Entries with figure data:
----

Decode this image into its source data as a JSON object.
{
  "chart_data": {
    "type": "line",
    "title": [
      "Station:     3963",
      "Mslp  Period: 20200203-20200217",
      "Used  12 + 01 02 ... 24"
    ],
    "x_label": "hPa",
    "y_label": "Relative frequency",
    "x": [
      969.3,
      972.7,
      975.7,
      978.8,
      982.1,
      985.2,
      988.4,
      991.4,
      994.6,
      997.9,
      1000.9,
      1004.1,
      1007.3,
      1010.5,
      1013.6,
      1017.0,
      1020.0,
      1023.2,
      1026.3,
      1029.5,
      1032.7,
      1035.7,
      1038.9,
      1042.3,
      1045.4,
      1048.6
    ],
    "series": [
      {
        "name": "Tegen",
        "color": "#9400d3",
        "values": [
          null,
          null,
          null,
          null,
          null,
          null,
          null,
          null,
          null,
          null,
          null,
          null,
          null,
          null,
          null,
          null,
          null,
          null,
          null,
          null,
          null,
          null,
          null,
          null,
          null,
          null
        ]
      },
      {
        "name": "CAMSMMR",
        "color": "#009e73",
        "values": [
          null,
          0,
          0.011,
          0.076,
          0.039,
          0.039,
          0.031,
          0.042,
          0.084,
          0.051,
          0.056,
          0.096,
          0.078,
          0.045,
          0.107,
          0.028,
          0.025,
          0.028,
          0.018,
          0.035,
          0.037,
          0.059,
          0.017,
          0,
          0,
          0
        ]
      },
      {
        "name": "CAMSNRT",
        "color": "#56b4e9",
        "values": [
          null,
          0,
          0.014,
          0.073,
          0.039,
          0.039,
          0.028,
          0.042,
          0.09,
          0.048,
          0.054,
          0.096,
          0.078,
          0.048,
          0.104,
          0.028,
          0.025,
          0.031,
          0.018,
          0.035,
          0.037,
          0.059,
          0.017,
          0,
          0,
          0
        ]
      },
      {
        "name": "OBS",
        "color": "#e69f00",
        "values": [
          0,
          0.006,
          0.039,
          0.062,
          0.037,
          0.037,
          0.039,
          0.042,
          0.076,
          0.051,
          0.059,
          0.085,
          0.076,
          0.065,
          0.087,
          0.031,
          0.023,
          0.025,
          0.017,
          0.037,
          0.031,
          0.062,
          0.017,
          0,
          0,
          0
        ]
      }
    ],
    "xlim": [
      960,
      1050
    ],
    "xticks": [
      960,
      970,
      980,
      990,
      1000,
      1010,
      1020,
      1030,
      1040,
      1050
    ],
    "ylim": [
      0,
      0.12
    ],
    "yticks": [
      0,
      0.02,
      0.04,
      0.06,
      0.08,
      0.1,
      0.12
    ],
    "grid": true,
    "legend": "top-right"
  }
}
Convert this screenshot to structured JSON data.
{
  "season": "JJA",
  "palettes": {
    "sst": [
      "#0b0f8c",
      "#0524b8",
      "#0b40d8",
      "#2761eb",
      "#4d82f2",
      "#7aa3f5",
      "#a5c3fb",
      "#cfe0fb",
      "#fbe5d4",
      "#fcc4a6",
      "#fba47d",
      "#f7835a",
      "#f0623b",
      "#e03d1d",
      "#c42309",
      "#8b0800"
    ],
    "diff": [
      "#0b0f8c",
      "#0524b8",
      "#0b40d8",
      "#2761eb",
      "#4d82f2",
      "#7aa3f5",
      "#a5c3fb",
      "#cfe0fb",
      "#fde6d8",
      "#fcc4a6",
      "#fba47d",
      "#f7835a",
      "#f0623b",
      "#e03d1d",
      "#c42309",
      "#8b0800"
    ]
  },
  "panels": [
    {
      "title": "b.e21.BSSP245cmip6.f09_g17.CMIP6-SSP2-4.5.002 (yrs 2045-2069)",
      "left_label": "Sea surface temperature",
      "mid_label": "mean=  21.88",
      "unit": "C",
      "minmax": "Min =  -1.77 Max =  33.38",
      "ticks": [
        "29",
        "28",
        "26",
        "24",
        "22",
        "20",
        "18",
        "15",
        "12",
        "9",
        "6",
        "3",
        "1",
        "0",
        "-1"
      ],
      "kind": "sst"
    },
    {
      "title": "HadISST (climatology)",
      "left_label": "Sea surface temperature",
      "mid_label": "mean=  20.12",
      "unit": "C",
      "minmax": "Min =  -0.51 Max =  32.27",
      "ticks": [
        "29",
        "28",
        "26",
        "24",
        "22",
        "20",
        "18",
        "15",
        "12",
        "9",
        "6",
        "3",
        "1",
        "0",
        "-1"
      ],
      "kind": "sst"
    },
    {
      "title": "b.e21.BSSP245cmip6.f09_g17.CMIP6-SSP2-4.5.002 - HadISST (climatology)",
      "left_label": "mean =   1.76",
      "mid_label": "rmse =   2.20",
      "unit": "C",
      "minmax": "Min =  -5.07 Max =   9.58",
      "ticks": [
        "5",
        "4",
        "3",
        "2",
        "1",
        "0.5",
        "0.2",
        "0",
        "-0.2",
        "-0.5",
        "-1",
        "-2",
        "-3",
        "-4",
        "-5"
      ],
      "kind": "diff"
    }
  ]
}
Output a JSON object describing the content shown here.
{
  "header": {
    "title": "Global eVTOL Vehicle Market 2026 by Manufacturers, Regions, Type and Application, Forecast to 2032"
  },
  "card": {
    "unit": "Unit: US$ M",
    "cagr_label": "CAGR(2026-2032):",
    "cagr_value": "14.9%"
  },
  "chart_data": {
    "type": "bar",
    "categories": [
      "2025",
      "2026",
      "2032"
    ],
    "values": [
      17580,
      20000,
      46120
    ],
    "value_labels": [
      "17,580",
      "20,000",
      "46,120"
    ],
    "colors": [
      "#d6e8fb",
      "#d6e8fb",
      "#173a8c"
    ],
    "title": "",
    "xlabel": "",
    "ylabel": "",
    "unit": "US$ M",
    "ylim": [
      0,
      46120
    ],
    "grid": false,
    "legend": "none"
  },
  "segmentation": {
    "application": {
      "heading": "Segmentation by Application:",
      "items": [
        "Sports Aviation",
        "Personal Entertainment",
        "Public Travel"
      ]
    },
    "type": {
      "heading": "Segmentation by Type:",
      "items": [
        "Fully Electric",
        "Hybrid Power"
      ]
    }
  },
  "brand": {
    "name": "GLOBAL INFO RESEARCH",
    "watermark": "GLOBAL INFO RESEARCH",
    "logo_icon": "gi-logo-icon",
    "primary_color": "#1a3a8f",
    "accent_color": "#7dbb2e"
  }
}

----

- _DIRECTIVE_: Repeat every entry exactly as written above.

- _OUTPUT OF THE TASK_:
Decode this image into its source data as a JSON object.
{
  "chart_data": {
    "type": "line",
    "title": [
      "Station:     3963",
      "Mslp  Period: 20200203-20200217",
      "Used  12 + 01 02 ... 24"
    ],
    "x_label": "hPa",
    "y_label": "Relative frequency",
    "x": [
      969.3,
      972.7,
      975.7,
      978.8,
      982.1,
      985.2,
      988.4,
      991.4,
      994.6,
      997.9,
      1000.9,
      1004.1,
      1007.3,
      1010.5,
      1013.6,
      1017.0,
      1020.0,
      1023.2,
      1026.3,
      1029.5,
      1032.7,
      1035.7,
      1038.9,
      1042.3,
      1045.4,
      1048.6
    ],
    "series": [
      {
        "name": "Tegen",
        "color": "#9400d3",
        "values": [
          null,
          null,
          null,
          null,
          null,
          null,
          null,
          null,
          null,
          null,
          null,
          null,
          null,
          null,
          null,
          null,
          null,
          null,
          null,
          null,
          null,
          null,
          null,
          null,
          null,
          null
        ]
      },
      {
        "name": "CAMSMMR",
        "color": "#009e73",
        "values": [
          null,
          0,
          0.011,
          0.076,
          0.039,
          0.039,
          0.031,
          0.042,
          0.084,
          0.051,
          0.056,
          0.096,
          0.078,
          0.045,
          0.107,
          0.028,
          0.025,
          0.028,
          0.018,
          0.035,
          0.037,
          0.059,
          0.017,
          0,
          0,
          0
        ]
      },
      {
        "name": "CAMSNRT",
        "color": "#56b4e9",
        "values": [
          null,
          0,
          0.014,
          0.073,
          0.039,
          0.039,
          0.028,
          0.042,
          0.09,
          0.048,
          0.054,
          0.096,
          0.078,
          0.048,
          0.104,
          0.028,
          0.025,
          0.031,
          0.018,
          0.035,
          0.037,
          0.059,
          0.017,
          0,
          0,
          0
        ]
      },
      {
        "name": "OBS",
        "color": "#e69f00",
        "values": [
          0,
          0.006,
          0.039,
          0.062,
          0.037,
          0.037,
          0.039,
          0.042,
          0.076,
          0.051,
          0.059,
          0.085,
          0.076,
          0.065,
          0.087,
          0.031,
          0.023,
          0.025,
          0.017,
          0.037,
          0.031,
          0.062,
          0.017,
          0,
          0,
          0
        ]
      }
    ],
    "xlim": [
      960,
      1050
    ],
    "xticks": [
      960,
      970,
      980,
      990,
      1000,
      1010,
      1020,
      1030,
      1040,
      1050
    ],
    "ylim": [
      0,
      0.12
    ],
    "yticks": [
      0,
      0.02,
      0.04,
      0.06,
      0.08,
      0.1,
      0.12
    ],
    "grid": true,
    "legend": "top-right"
  }
}
Convert this screenshot to structured JSON data.
{
  "season": "JJA",
  "palettes": {
    "sst": [
      "#0b0f8c",
      "#0524b8",
      "#0b40d8",
      "#2761eb",
      "#4d82f2",
      "#7aa3f5",
      "#a5c3fb",
      "#cfe0fb",
      "#fbe5d4",
      "#fcc4a6",
      "#fba47d",
      "#f7835a",
      "#f0623b",
      "#e03d1d",
      "#c42309",
      "#8b0800"
    ],
    "diff": [
      "#0b0f8c",
      "#0524b8",
      "#0b40d8",
      "#2761eb",
      "#4d82f2",
      "#7aa3f5",
      "#a5c3fb",
      "#cfe0fb",
      "#fde6d8",
      "#fcc4a6",
      "#fba47d",
      "#f7835a",
      "#f0623b",
      "#e03d1d",
      "#c42309",
      "#8b0800"
    ]
  },
  "panels": [
    {
      "title": "b.e21.BSSP245cmip6.f09_g17.CMIP6-SSP2-4.5.002 (yrs 2045-2069)",
      "left_label": "Sea surface temperature",
      "mid_label": "mean=  21.88",
      "unit": "C",
      "minmax": "Min =  -1.77 Max =  33.38",
      "ticks": [
        "29",
        "28",
        "26",
        "24",
        "22",
        "20",
        "18",
        "15",
        "12",
        "9",
        "6",
        "3",
        "1",
        "0",
        "-1"
      ],
      "kind": "sst"
    },
    {
      "title": "HadISST (climatology)",
      "left_label": "Sea surface temperature",
      "mid_label": "mean=  20.12",
      "unit": "C",
      "minmax": "Min =  -0.51 Max =  32.27",
      "ticks": [
        "29",
        "28",
        "26",
        "24",
        "22",
        "20",
        "18",
        "15",
        "12",
        "9",
        "6",
        "3",
        "1",
        "0",
        "-1"
      ],
      "kind": "sst"
    },
    {
      "title": "b.e21.BSSP245cmip6.f09_g17.CMIP6-SSP2-4.5.002 - HadISST (climatology)",
      "left_label": "mean =   1.76",
      "mid_label": "rmse =   2.20",
      "unit": "C",
      "minmax": "Min =  -5.07 Max =   9.58",
      "ticks": [
        "5",
        "4",
        "3",
        "2",
        "1",
        "0.5",
        "0.2",
        "0",
        "-0.2",
        "-0.5",
        "-1",
        "-2",
        "-3",
        "-4",
        "-5"
      ],
      "kind": "diff"
    }
  ]
}
Output a JSON object describing the content shown here.
{
  "header": {
    "title": "Global eVTOL Vehicle Market 2026 by Manufacturers, Regions, Type and Application, Forecast to 2032"
  },
  "card": {
    "unit": "Unit: US$ M",
    "cagr_label": "CAGR(2026-2032):",
    "cagr_value": "14.9%"
  },
  "chart_data": {
    "type": "bar",
    "categories": [
      "2025",
      "2026",
      "2032"
    ],
    "values": [
      17580,
      20000,
      46120
    ],
    "value_labels": [
      "17,580",
      "20,000",
      "46,120"
    ],
    "colors": [
      "#d6e8fb",
      "#d6e8fb",
      "#173a8c"
    ],
    "title": "",
    "xlabel": "",
    "ylabel": "",
    "unit": "US$ M",
    "ylim": [
      0,
      46120
    ],
    "grid": false,
    "legend": "none"
  },
  "segmentation": {
    "application": {
      "heading": "Segmentation by Application:",
      "items": [
        "Sports Aviation",
        "Personal Entertainment",
        "Public Travel"
      ]
    },
    "type": {
      "heading": "Segmentation by Type:",
      "items": [
        "Fully Electric",
        "Hybrid Power"
      ]
    }
  },
  "brand": {
    "name": "GLOBAL INFO RESEARCH",
    "watermark": "GLOBAL INFO RESEARCH",
    "logo_icon": "gi-logo-icon",
    "primary_color": "#1a3a8f",
    "accent_color": "#7dbb2e"
  }
}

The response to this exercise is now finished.